| EXERCISE DETAILS |
Read the material below and tally how many lines hold the word "Registrar", giving the number and nothing else.

| STORED RECORDS |
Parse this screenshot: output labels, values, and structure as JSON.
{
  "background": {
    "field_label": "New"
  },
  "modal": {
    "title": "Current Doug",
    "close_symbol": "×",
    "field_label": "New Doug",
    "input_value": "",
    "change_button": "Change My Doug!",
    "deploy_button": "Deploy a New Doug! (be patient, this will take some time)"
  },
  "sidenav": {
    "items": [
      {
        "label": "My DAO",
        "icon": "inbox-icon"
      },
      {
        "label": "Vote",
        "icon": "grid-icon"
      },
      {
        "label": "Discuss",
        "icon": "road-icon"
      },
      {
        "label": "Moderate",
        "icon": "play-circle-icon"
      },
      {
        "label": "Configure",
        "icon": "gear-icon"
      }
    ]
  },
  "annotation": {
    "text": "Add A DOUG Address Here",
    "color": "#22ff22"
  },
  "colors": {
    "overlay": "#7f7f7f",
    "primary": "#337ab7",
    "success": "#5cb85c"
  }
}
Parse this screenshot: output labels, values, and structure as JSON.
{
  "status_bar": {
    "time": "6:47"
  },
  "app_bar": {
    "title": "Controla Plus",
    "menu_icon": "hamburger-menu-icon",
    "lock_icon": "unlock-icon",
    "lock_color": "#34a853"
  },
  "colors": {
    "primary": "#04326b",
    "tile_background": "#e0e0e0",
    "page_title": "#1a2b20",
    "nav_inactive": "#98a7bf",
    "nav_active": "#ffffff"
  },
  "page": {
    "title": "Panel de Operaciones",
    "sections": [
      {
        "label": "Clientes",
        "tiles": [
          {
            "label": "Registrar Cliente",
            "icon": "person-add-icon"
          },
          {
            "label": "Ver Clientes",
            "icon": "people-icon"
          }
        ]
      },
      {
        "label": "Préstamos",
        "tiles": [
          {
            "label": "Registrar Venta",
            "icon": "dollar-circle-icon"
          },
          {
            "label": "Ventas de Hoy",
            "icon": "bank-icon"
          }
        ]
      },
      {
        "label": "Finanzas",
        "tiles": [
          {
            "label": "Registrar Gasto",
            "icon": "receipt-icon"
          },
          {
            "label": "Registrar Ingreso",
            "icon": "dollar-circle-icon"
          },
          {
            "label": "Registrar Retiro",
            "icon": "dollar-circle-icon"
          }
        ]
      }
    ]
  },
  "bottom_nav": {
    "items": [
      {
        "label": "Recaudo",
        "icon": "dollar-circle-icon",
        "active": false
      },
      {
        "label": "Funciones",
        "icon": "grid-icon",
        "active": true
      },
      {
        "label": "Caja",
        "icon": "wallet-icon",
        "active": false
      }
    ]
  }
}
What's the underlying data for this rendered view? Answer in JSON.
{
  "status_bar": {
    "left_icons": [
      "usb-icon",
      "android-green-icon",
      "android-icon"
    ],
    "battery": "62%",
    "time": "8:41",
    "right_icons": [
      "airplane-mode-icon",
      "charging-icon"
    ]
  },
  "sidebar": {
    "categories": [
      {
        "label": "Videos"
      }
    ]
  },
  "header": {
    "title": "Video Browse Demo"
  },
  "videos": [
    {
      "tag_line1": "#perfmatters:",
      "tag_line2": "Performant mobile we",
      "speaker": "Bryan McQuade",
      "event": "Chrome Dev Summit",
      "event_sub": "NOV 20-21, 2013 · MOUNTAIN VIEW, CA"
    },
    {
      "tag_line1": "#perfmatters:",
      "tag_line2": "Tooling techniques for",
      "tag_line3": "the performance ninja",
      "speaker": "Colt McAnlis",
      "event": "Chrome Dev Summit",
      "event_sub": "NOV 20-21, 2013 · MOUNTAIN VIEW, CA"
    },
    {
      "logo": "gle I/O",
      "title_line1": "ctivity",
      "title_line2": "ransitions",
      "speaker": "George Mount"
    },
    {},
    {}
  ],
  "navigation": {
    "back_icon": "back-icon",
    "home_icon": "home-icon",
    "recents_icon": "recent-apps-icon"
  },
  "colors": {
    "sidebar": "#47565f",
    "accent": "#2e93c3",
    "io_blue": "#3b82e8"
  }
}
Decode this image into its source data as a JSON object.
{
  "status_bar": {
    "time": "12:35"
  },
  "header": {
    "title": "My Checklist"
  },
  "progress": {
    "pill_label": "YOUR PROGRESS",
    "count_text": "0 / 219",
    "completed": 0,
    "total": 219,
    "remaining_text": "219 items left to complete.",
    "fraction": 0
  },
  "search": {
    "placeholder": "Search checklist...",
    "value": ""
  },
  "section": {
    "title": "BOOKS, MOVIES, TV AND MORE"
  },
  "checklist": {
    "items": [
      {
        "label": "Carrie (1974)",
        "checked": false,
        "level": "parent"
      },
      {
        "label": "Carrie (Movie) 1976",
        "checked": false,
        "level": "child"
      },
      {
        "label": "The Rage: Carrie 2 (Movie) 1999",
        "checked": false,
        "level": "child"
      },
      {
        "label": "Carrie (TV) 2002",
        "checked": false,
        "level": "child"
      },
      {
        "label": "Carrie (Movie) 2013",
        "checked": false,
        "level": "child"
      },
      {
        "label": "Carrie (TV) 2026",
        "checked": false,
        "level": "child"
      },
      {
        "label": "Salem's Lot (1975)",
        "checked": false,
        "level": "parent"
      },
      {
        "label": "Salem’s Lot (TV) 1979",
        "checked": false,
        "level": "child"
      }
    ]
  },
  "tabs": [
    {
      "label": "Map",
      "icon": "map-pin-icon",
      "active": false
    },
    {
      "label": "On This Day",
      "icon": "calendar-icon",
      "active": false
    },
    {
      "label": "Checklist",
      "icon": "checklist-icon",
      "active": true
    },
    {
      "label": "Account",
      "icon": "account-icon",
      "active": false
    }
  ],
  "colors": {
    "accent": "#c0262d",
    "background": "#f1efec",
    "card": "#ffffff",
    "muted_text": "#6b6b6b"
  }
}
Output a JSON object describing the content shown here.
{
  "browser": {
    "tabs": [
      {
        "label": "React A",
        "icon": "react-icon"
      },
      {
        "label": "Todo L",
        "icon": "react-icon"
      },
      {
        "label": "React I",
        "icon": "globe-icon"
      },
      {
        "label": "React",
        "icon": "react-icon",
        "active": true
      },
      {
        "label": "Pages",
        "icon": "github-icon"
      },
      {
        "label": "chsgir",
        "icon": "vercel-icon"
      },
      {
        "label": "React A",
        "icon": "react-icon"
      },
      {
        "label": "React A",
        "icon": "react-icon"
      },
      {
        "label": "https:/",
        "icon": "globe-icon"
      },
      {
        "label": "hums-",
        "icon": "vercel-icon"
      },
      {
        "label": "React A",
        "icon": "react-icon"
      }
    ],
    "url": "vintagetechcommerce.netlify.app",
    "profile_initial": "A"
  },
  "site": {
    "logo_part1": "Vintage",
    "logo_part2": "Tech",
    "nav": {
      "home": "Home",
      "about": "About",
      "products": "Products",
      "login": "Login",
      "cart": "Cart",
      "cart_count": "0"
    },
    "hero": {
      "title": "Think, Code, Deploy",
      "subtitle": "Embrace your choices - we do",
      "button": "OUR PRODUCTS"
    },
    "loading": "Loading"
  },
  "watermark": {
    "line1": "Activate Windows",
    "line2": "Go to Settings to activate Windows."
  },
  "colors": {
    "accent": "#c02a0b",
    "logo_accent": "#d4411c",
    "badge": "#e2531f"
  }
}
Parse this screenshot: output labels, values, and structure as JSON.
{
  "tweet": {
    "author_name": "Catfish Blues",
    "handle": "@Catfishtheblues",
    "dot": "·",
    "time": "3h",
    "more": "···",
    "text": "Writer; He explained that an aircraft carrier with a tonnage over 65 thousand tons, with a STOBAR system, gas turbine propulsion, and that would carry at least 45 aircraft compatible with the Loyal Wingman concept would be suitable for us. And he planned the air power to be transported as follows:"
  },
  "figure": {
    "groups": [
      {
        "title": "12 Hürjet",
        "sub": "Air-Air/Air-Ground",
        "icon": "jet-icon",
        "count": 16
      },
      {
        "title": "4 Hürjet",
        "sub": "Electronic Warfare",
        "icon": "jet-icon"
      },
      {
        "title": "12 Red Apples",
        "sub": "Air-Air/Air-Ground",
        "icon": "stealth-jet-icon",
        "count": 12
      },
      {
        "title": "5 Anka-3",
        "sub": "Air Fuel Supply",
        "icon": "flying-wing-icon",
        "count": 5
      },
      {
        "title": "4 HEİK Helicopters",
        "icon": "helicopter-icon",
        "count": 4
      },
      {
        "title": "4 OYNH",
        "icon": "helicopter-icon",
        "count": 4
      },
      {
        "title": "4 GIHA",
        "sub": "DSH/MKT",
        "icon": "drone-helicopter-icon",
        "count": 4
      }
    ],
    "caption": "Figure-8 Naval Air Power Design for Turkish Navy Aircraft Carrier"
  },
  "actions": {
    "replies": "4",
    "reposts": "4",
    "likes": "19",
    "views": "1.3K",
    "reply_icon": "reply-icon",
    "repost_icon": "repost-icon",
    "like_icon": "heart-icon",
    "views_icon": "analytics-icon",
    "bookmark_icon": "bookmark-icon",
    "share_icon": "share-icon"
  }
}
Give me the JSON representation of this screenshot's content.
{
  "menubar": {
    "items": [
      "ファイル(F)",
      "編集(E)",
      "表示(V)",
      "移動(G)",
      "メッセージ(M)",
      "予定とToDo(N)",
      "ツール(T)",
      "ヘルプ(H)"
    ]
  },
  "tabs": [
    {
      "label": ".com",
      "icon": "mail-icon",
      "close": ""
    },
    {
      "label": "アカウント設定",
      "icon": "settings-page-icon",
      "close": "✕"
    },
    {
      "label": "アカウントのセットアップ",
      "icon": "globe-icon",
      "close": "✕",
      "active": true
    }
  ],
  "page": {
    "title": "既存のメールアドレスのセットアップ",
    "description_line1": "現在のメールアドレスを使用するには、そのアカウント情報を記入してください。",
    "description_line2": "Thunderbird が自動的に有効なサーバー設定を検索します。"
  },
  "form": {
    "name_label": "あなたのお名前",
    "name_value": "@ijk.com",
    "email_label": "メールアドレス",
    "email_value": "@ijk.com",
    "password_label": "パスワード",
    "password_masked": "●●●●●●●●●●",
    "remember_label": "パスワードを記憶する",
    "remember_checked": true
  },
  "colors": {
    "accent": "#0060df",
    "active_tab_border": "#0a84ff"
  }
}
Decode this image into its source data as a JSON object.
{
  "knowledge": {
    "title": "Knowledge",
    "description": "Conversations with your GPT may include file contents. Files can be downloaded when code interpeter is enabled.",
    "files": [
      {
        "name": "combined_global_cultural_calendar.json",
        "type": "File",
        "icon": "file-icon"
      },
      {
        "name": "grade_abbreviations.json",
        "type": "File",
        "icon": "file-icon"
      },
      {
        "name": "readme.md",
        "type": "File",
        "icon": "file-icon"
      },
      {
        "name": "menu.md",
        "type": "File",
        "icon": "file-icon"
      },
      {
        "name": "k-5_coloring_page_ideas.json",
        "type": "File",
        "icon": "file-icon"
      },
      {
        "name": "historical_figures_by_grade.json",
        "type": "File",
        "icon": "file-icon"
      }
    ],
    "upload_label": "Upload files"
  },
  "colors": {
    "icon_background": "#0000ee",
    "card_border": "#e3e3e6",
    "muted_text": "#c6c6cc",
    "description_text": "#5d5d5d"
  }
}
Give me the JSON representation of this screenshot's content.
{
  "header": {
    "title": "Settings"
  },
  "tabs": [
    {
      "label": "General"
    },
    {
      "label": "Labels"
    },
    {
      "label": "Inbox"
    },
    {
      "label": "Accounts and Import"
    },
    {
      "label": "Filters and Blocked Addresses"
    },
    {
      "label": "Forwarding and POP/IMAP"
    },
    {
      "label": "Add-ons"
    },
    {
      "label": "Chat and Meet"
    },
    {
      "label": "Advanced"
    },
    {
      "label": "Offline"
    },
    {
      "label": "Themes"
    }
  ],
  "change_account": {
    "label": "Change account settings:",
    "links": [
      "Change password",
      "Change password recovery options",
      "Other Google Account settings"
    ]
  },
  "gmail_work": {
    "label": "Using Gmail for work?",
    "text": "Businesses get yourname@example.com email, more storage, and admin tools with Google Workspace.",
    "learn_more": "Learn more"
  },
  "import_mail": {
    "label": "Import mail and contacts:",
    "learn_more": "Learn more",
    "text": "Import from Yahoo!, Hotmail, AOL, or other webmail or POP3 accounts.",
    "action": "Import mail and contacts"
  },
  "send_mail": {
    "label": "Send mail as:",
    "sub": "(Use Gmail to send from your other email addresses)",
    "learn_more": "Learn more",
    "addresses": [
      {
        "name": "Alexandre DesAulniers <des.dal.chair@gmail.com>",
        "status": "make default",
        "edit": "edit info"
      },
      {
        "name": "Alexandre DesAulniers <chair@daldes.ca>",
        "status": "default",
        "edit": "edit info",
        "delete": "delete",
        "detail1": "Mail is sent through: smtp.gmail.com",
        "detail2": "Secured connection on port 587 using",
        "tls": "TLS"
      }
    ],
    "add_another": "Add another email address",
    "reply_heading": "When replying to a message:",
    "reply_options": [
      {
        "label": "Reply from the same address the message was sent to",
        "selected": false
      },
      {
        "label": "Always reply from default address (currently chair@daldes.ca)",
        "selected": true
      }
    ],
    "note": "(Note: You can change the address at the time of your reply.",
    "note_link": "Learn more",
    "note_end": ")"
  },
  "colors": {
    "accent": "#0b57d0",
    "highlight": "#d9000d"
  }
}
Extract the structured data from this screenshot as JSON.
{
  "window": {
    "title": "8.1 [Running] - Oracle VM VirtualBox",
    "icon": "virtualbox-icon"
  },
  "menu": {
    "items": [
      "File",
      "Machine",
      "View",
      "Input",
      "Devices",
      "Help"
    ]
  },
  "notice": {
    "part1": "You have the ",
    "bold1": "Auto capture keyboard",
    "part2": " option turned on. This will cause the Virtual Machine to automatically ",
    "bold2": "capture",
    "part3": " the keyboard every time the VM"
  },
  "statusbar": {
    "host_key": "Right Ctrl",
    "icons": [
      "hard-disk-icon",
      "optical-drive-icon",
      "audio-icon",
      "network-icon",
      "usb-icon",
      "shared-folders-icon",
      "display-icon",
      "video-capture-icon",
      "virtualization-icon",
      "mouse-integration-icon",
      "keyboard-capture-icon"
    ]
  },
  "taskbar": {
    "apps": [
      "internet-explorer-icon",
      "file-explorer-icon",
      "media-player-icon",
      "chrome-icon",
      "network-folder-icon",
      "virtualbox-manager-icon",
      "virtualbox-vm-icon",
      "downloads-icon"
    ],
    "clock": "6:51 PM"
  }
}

| EXPECTED ANSWER |
5